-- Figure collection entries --
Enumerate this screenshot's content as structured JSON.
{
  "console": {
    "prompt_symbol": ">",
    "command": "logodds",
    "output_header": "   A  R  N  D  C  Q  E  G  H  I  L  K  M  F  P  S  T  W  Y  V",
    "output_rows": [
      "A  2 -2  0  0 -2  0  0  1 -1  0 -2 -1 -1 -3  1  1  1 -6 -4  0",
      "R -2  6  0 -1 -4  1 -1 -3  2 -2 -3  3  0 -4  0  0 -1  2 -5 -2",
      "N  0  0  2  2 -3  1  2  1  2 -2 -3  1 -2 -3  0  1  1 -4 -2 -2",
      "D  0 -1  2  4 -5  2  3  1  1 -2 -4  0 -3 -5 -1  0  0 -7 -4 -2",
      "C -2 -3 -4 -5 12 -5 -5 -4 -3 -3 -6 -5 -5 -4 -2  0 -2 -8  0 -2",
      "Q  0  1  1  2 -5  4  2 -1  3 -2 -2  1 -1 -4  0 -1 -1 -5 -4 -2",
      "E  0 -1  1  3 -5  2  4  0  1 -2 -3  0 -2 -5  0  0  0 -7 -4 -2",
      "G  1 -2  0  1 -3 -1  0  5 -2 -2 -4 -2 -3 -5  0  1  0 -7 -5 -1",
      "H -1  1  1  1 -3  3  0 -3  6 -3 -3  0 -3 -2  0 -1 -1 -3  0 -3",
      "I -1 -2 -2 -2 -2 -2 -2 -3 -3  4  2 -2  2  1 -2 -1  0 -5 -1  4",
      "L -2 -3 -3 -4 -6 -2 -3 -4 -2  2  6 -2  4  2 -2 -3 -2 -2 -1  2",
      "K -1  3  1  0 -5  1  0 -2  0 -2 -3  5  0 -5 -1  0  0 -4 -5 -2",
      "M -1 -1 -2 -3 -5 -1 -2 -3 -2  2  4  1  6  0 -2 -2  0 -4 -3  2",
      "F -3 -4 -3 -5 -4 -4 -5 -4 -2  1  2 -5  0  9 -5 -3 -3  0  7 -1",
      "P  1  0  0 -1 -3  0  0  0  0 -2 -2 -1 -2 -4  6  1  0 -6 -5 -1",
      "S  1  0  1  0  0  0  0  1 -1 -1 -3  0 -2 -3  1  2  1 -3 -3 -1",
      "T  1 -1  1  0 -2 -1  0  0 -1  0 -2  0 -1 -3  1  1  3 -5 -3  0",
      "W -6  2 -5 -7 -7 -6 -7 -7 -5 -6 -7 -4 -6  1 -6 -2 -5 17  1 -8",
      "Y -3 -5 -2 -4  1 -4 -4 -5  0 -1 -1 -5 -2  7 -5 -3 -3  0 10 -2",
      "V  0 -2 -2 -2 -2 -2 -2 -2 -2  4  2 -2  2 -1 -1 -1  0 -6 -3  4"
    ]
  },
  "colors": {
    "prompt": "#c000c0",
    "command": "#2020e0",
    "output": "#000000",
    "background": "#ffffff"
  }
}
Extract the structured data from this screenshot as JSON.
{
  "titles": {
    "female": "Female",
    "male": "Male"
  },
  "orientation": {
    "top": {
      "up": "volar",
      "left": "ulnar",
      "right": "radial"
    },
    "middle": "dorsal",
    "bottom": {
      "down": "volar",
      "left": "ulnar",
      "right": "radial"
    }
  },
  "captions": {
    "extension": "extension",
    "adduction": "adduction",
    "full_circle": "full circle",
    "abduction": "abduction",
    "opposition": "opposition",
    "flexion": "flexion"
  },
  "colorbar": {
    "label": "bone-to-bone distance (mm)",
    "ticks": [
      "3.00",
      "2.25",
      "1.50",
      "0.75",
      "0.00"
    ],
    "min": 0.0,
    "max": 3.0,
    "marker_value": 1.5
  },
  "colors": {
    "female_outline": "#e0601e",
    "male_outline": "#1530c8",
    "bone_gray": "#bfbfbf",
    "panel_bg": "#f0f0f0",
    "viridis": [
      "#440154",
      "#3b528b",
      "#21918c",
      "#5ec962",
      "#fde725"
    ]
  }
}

-- WHAT IS EXPECTED --
Select all lines with the word "structured" from the entries above.

-- PROBLEM SOLUTION --
Enumerate this screenshot's content as structured JSON.
Extract the structured data from this screenshot as JSON.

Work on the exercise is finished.